» **What needs to be done**: Write out every entry exactly as it stands.

○ ○ ○

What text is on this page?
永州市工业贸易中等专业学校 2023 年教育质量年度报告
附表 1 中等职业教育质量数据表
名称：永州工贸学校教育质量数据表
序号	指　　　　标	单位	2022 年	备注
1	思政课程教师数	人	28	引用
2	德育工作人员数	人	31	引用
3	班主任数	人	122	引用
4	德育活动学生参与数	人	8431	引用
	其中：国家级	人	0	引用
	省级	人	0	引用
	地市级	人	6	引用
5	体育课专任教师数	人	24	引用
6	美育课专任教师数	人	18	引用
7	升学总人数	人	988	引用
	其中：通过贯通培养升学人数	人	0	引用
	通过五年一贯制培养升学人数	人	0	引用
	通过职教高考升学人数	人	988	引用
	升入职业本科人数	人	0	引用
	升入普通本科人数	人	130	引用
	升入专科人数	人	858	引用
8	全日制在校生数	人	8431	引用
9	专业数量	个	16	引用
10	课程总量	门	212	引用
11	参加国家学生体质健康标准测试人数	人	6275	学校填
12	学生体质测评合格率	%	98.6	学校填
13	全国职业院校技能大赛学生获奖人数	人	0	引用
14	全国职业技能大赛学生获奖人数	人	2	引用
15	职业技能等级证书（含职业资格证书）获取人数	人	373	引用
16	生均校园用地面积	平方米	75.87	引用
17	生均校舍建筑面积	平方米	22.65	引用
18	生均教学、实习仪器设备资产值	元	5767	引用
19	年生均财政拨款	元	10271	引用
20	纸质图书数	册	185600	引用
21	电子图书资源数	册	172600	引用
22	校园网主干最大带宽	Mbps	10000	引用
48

○ ○ ○

» **Solution**:
What text is on this page?
永州市工业贸易中等专业学校 2023 年教育质量年度报告
附表 1 中等职业教育质量数据表
名称：永州工贸学校教育质量数据表
序号	指　　　　标	单位	2022 年	备注
1	思政课程教师数	人	28	引用
2	德育工作人员数	人	31	引用
3	班主任数	人	122	引用
4	德育活动学生参与数	人	8431	引用
	其中：国家级	人	0	引用
	省级	人	0	引用
	地市级	人	6	引用
5	体育课专任教师数	人	24	引用
6	美育课专任教师数	人	18	引用
7	升学总人数	人	988	引用
	其中：通过贯通培养升学人数	人	0	引用
	通过五年一贯制培养升学人数	人	0	引用
	通过职教高考升学人数	人	988	引用
	升入职业本科人数	人	0	引用
	升入普通本科人数	人	130	引用
	升入专科人数	人	858	引用
8	全日制在校生数	人	8431	引用
9	专业数量	个	16	引用
10	课程总量	门	212	引用
11	参加国家学生体质健康标准测试人数	人	6275	学校填
12	学生体质测评合格率	%	98.6	学校填
13	全国职业院校技能大赛学生获奖人数	人	0	引用
14	全国职业技能大赛学生获奖人数	人	2	引用
15	职业技能等级证书（含职业资格证书）获取人数	人	373	引用
16	生均校园用地面积	平方米	75.87	引用
17	生均校舍建筑面积	平方米	22.65	引用
18	生均教学、实习仪器设备资产值	元	5767	引用
19	年生均财政拨款	元	10271	引用
20	纸质图书数	册	185600	引用
21	电子图书资源数	册	172600	引用
22	校园网主干最大带宽	Mbps	10000	引用
48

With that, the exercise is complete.